start Extracted entries
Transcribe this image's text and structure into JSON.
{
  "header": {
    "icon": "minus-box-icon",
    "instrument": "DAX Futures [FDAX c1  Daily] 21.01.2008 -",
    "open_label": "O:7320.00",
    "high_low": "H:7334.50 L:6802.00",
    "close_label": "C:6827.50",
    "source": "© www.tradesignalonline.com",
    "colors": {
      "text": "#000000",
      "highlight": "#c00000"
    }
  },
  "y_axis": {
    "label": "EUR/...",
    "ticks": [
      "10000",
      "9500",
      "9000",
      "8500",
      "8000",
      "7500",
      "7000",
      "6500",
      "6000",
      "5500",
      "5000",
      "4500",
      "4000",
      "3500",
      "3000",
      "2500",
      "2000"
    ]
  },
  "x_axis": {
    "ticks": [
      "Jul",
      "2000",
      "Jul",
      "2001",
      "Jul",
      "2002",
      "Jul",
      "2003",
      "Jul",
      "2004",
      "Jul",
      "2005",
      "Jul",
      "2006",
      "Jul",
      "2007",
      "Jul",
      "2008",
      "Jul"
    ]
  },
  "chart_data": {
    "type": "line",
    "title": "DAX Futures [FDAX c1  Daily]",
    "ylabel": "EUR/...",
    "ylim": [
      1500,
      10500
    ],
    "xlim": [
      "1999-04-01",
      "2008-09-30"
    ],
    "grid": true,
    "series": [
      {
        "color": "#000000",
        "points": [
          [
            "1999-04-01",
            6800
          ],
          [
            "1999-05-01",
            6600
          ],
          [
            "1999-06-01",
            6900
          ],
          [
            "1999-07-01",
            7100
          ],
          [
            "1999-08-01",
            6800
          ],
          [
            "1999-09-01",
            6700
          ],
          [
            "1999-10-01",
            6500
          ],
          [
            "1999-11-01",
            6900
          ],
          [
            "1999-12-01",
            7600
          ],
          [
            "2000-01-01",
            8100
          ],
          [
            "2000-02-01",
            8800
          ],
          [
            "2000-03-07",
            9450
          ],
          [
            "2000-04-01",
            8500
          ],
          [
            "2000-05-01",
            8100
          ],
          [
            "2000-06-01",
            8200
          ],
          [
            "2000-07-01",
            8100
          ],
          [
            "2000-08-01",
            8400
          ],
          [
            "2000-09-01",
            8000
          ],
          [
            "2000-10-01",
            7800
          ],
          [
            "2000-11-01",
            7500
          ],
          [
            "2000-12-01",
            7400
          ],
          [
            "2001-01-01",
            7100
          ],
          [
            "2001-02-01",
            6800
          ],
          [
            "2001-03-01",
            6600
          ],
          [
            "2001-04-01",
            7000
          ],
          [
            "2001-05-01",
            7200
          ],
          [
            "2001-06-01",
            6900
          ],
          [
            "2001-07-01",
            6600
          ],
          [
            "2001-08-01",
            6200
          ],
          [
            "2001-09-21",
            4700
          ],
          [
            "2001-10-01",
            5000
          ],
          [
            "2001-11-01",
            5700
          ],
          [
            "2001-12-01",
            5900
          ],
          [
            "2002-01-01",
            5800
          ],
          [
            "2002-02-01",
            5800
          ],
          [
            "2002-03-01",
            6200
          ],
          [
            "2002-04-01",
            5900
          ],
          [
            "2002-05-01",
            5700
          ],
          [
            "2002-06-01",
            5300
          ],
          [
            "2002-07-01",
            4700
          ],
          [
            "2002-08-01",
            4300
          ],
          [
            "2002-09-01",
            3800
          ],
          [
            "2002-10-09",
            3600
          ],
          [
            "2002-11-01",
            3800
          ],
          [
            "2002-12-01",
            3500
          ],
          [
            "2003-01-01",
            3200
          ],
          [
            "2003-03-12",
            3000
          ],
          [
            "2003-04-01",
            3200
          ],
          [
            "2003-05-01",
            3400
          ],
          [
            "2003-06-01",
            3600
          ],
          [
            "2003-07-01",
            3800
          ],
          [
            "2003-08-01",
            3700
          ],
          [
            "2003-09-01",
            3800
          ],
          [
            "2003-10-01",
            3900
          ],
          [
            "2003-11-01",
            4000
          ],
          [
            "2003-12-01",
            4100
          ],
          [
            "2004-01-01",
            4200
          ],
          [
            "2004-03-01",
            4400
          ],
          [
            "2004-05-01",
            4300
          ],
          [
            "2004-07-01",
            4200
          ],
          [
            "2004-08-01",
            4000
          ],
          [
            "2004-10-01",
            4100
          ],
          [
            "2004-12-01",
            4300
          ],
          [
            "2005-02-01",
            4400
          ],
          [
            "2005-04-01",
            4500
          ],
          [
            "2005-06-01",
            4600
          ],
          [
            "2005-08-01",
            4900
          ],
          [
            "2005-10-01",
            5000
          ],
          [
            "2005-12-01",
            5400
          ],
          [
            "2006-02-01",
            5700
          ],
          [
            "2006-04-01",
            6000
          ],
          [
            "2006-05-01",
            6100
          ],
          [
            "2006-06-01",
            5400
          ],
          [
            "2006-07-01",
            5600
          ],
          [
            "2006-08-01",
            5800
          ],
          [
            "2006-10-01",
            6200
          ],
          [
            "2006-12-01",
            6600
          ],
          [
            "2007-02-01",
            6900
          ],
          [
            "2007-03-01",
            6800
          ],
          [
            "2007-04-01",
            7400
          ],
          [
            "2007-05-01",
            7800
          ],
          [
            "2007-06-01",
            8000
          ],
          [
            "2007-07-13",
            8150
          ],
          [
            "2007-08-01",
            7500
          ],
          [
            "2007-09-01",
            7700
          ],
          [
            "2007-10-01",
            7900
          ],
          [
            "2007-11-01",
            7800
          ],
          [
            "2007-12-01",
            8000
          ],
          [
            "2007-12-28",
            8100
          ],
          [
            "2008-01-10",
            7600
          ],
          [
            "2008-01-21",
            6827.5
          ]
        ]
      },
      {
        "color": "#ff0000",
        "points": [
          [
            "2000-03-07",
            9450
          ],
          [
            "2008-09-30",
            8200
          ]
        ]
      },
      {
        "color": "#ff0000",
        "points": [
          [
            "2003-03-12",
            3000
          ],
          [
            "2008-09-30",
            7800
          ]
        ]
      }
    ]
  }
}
end Extracted entries
What is expected: Find each line in the records holding the string "Futures" and show it.

Full response:
    "instrument": "DAX Futures [FDAX c1  Daily] 21.01.2008 -",
    "title": "DAX Futures [FDAX c1  Daily]",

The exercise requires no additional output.